[DATA EXCERPTS]
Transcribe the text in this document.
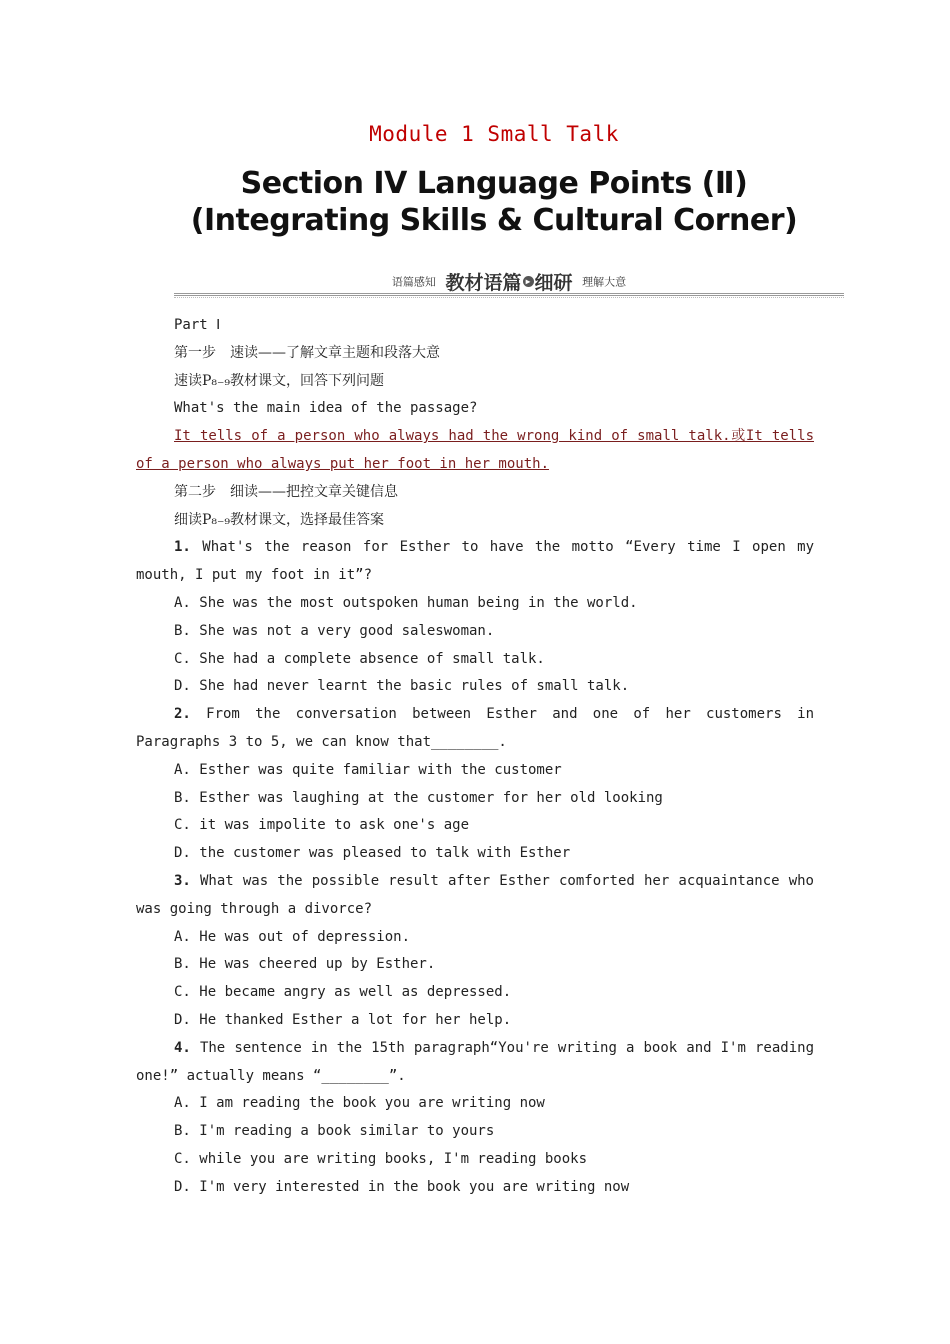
Module 1 Small Talk
Section IV Language Points (Ⅱ) (Integrating Skills & Cultural Corner)
语篇感知 教材语篇 ▶ 细研 理解大意

Part Ⅰ

第一步　速读——了解文章主题和段落大意

速读P₈₋₉教材课文，回答下列问题

What's the main idea of the passage?

It tells of a person who always had the wrong kind of small talk.或It tells of a person who always put her foot in her mouth.

第二步　细读——把控文章关键信息

细读P₈₋₉教材课文，选择最佳答案

1. What's the reason for Esther to have the motto “Every time I open my mouth, I put my foot in it”?

A. She was the most outspoken human being in the world.

B. She was not a very good saleswoman.

C. She had a complete absence of small talk.

D. She had never learnt the basic rules of small talk.

2. From the conversation between Esther and one of her customers in Paragraphs 3 to 5, we can know that________.

A. Esther was quite familiar with the customer

B. Esther was laughing at the customer for her old looking

C. it was impolite to ask one's age

D. the customer was pleased to talk with Esther

3. What was the possible result after Esther comforted her acquaintance who was going through a divorce?

A. He was out of depression.

B. He was cheered up by Esther.

C. He became angry as well as depressed.

D. He thanked Esther a lot for her help.

4. The sentence in the 15th paragraph“You're writing a book and I'm reading one!” actually means “________”.

A. I am reading the book you are writing now

B. I'm reading a book similar to yours

C. while you are writing books, I'm reading books

D. I'm very interested in the book you are writing now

[TASK REQUIREMENTS]
Each line of the data should be quoted exactly, with pictures left out.

[FINISHED TASK]
Transcribe the text in this document.
Module 1 Small Talk
Section IV Language Points (Ⅱ) (Integrating Skills & Cultural Corner)
语篇感知 教材语篇 ▶ 细研 理解大意

Part Ⅰ

第一步　速读——了解文章主题和段落大意

速读P₈₋₉教材课文，回答下列问题

What's the main idea of the passage?

It tells of a person who always had the wrong kind of small talk.或It tells of a person who always put her foot in her mouth.

第二步　细读——把控文章关键信息

细读P₈₋₉教材课文，选择最佳答案

1. What's the reason for Esther to have the motto “Every time I open my mouth, I put my foot in it”?

A. She was the most outspoken human being in the world.

B. She was not a very good saleswoman.

C. She had a complete absence of small talk.

D. She had never learnt the basic rules of small talk.

2. From the conversation between Esther and one of her customers in Paragraphs 3 to 5, we can know that________.

A. Esther was quite familiar with the customer

B. Esther was laughing at the customer for her old looking

C. it was impolite to ask one's age

D. the customer was pleased to talk with Esther

3. What was the possible result after Esther comforted her acquaintance who was going through a divorce?

A. He was out of depression.

B. He was cheered up by Esther.

C. He became angry as well as depressed.

D. He thanked Esther a lot for her help.

4. The sentence in the 15th paragraph“You're writing a book and I'm reading one!” actually means “________”.

A. I am reading the book you are writing now

B. I'm reading a book similar to yours

C. while you are writing books, I'm reading books

D. I'm very interested in the book you are writing now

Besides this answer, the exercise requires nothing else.